*Request*. Set down the full listing exactly as given. Any pictures are to be left out.

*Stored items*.

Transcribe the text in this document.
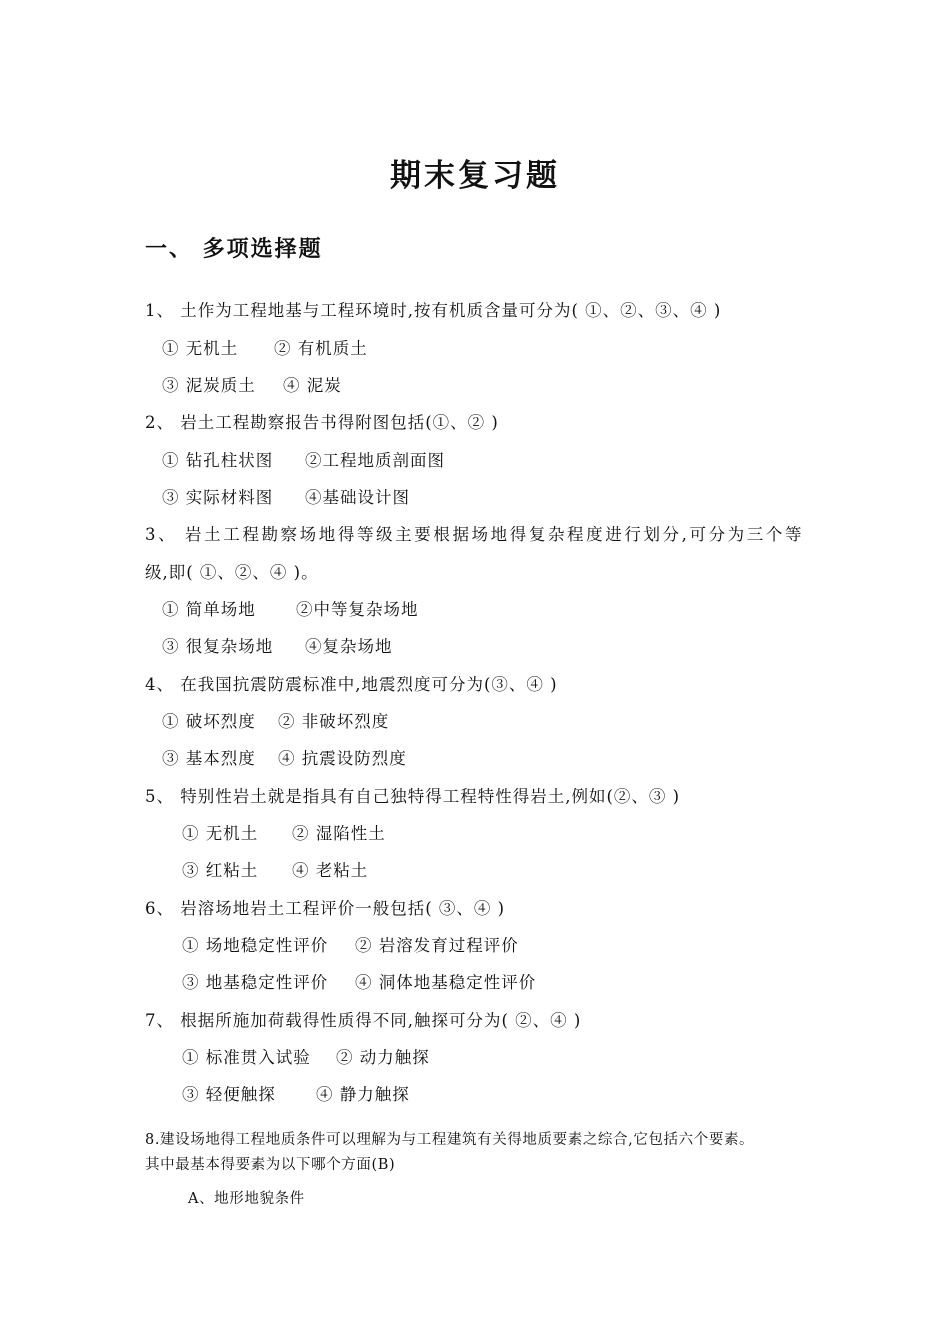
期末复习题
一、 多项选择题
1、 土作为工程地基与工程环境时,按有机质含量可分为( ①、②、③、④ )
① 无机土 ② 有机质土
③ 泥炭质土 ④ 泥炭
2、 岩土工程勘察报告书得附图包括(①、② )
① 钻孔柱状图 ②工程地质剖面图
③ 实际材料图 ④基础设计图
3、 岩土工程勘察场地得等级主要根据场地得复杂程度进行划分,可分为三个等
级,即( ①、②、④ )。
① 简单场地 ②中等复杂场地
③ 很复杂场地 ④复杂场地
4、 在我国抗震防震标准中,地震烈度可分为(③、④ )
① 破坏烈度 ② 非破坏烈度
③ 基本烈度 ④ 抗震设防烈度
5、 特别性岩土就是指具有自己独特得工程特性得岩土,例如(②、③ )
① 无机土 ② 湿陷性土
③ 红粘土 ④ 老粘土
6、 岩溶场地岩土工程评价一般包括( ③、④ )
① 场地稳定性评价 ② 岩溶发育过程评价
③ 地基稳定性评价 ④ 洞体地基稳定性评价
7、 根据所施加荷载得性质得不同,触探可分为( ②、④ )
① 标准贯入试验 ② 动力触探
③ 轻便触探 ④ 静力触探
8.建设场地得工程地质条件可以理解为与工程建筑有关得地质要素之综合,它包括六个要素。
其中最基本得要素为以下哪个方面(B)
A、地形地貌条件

*Reply*.
Transcribe the text in this document.
期末复习题
一、 多项选择题
1、 土作为工程地基与工程环境时,按有机质含量可分为( ①、②、③、④ )
① 无机土 ② 有机质土
③ 泥炭质土 ④ 泥炭
2、 岩土工程勘察报告书得附图包括(①、② )
① 钻孔柱状图 ②工程地质剖面图
③ 实际材料图 ④基础设计图
3、 岩土工程勘察场地得等级主要根据场地得复杂程度进行划分,可分为三个等
级,即( ①、②、④ )。
① 简单场地 ②中等复杂场地
③ 很复杂场地 ④复杂场地
4、 在我国抗震防震标准中,地震烈度可分为(③、④ )
① 破坏烈度 ② 非破坏烈度
③ 基本烈度 ④ 抗震设防烈度
5、 特别性岩土就是指具有自己独特得工程特性得岩土,例如(②、③ )
① 无机土 ② 湿陷性土
③ 红粘土 ④ 老粘土
6、 岩溶场地岩土工程评价一般包括( ③、④ )
① 场地稳定性评价 ② 岩溶发育过程评价
③ 地基稳定性评价 ④ 洞体地基稳定性评价
7、 根据所施加荷载得性质得不同,触探可分为( ②、④ )
① 标准贯入试验 ② 动力触探
③ 轻便触探 ④ 静力触探
8.建设场地得工程地质条件可以理解为与工程建筑有关得地质要素之综合,它包括六个要素。
其中最基本得要素为以下哪个方面(B)
A、地形地貌条件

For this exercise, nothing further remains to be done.